GIVEN EXERCISE. Go through the entries one line at a time, and gather every line that has the word "terenie".

RECORDS FOR THIS EXERCISE.
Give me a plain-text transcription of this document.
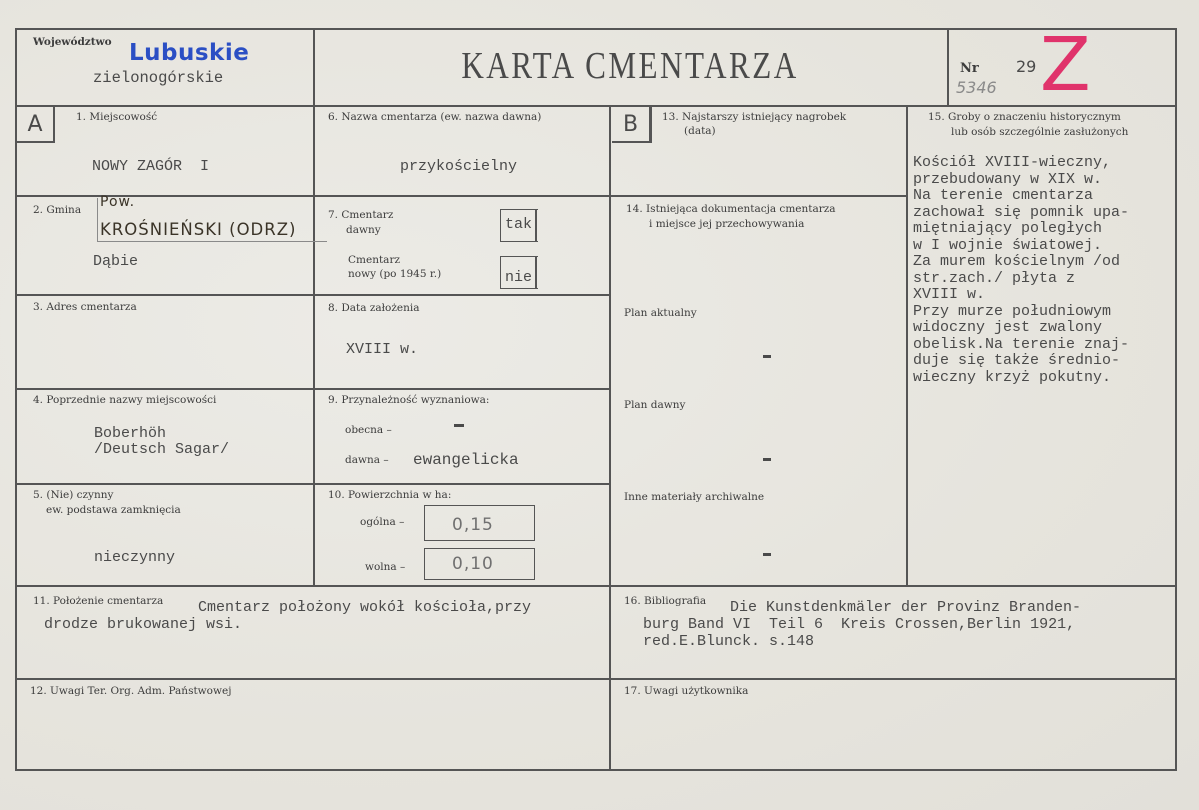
Województwo Lubuskie
zielonogórskie	KARTA CMENTARZA	Nr 29
5346 Z
A	1. Miejscowość
NOWY ZAGÓR  I
2. Gmina Pow.
KROŚNIEŃSKI (ODRZ)
Dąbie
3. Adres cmentarza
4. Poprzednie nazwy miejscowości
Boberhöh
/Deutsch Sagar/
5. (Nie) czynny
ew. podstawa zamknięcia
nieczynny
6. Nazwa cmentarza (ew. nazwa dawna)
przykościelny
7. Cmentarz
dawny	tak
Cmentarz
nowy (po 1945 r.)	nie
8. Data założenia
XVIII w.
9. Przynależność wyznaniowa:
obecna –
dawna – ewangelicka
10. Powierzchnia w ha:
ogólna –	0,15
wolna –	0,10
B	13. Najstarszy istniejący nagrobek
(data)
14. Istniejąca dokumentacja cmentarza
i miejsce jej przechowywania
Plan aktualny
Plan dawny
Inne materiały archiwalne
15. Groby o znaczeniu historycznym
lub osób szczególnie zasłużonych
Kościół XVIII-wieczny,
przebudowany w XIX w.
Na terenie cmentarza
zachował się pomnik upa-
miętniający poległych
w I wojnie światowej.
Za murem kościelnym /od
str.zach./ płyta z
XVIII w.
Przy murze południowym
widoczny jest zwalony
obelisk.Na terenie znaj-
duje się także średnio-
wieczny krzyż pokutny.
11. Położenie cmentarza Cmentarz położony wokół kościoła,przy
drodze brukowanej wsi.
16. Bibliografia Die Kunstdenkmäler der Provinz Branden-
burg Band VI  Teil 6  Kreis Crossen,Berlin 1921,
red.E.Blunck. s.148
12. Uwagi Ter. Org. Adm. Państwowej	17. Uwagi użytkownika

RESPONSE.
Na terenie cmentarza
obelisk.Na terenie znaj-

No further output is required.